>> Start Data for the task

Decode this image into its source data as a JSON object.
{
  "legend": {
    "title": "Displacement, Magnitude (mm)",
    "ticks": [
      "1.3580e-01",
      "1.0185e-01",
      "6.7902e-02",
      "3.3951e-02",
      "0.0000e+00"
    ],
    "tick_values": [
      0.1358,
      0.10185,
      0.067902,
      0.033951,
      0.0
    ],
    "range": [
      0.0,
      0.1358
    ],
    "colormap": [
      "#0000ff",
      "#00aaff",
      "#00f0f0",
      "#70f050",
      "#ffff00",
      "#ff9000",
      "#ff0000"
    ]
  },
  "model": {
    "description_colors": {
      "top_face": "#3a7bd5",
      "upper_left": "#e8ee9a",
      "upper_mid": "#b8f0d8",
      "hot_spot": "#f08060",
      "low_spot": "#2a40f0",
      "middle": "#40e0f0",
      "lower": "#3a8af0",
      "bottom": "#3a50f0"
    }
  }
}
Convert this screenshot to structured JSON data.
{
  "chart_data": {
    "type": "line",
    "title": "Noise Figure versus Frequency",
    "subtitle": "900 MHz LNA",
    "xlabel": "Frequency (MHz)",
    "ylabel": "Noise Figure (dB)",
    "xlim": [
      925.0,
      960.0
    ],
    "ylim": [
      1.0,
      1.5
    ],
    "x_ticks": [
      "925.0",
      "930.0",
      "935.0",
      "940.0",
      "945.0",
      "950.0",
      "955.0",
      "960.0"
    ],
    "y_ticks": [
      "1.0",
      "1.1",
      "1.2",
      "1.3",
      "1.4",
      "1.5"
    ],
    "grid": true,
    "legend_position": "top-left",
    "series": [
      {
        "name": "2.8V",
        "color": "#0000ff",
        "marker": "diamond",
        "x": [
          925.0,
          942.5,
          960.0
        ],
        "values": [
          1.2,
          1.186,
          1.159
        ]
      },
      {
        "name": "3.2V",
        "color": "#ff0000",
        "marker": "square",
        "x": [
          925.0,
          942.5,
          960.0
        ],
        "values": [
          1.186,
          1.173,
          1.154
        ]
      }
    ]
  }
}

>> End Data for the task

Problem statement: Filter the records above for lines containing the word "Figure", and copy those lines.

Task result:
    "title": "Noise Figure versus Frequency",
    "ylabel": "Noise Figure (dB)",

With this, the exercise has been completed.